Task statement: From the listing below, pick out each line with the word "lugs".

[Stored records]
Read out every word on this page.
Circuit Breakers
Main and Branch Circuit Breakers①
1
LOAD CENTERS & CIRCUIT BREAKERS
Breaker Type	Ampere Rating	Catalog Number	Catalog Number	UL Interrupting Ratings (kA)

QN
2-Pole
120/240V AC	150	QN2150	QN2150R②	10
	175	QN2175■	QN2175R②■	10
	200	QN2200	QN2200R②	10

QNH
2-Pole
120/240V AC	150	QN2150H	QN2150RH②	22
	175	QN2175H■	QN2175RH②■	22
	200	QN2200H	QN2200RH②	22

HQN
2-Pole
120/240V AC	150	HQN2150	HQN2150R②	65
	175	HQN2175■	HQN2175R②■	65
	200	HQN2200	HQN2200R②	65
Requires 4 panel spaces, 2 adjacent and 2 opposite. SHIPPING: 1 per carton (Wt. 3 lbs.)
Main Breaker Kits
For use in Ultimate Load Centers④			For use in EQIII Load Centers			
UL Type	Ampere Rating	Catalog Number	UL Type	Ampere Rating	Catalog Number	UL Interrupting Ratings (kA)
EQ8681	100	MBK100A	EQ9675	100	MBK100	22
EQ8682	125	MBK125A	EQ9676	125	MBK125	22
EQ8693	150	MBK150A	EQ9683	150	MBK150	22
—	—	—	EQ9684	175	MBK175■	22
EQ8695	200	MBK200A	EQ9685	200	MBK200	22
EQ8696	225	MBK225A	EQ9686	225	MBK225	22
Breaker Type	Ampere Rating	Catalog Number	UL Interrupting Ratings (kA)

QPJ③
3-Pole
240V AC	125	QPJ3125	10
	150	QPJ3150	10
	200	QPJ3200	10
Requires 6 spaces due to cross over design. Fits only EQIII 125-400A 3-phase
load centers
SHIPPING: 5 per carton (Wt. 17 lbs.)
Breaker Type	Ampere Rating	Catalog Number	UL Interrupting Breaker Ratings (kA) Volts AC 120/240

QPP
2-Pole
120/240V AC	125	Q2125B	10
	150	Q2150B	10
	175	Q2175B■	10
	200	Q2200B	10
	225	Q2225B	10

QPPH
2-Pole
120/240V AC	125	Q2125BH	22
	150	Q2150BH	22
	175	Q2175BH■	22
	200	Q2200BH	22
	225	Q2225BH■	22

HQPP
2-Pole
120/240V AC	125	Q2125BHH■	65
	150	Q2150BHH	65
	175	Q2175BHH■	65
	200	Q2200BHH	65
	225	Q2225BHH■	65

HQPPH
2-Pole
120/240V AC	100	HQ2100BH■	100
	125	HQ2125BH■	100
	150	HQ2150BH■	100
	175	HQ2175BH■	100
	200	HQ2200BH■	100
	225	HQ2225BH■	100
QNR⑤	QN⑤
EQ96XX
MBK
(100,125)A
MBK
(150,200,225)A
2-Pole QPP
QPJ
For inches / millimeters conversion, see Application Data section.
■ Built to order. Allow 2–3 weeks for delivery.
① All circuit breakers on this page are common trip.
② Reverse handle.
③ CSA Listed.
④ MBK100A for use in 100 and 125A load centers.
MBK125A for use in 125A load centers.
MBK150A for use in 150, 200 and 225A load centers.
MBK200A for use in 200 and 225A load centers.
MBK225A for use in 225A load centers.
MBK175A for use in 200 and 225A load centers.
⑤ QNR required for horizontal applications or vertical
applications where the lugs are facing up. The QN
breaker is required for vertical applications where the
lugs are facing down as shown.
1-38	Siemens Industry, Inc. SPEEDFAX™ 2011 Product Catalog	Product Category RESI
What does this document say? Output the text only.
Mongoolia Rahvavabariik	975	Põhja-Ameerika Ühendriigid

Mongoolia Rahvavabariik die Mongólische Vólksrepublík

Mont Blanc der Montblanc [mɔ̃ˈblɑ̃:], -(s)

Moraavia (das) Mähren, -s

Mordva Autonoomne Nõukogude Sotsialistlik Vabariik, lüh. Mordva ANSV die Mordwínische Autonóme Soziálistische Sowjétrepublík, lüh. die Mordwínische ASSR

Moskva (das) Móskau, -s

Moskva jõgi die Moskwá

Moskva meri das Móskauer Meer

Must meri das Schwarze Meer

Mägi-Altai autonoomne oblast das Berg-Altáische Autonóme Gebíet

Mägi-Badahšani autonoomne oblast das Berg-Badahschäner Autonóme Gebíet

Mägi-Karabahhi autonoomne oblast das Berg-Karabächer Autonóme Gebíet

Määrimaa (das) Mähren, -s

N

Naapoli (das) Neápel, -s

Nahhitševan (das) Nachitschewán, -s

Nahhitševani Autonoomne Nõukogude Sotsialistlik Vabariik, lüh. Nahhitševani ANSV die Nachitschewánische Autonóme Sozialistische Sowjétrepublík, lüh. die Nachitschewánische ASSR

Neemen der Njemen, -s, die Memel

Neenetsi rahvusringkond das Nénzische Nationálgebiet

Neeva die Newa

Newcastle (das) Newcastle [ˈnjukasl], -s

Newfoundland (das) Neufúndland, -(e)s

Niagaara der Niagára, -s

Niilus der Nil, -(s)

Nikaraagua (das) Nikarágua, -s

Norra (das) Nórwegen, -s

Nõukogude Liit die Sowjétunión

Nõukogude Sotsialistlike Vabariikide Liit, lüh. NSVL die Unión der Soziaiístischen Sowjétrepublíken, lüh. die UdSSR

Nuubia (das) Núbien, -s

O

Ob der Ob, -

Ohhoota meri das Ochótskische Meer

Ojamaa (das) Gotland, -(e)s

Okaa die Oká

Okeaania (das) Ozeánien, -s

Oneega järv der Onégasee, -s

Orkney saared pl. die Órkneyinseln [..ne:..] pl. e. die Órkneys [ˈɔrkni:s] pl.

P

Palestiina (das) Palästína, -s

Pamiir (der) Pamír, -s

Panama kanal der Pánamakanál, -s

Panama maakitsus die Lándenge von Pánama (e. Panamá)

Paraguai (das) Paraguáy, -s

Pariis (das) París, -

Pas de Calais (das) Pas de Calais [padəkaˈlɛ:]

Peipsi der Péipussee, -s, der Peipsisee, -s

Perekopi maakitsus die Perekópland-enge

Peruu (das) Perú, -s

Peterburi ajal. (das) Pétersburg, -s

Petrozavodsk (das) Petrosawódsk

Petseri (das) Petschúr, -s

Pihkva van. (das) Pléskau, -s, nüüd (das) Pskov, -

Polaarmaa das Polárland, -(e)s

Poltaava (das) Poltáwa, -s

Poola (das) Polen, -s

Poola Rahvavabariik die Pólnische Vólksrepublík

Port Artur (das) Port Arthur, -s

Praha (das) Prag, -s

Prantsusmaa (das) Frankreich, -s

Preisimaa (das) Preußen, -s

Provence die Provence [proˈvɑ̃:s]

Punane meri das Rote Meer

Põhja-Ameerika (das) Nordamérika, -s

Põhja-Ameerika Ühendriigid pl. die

Solution:
applications where the lugs are facing up. The QN
lugs are facing down as shown.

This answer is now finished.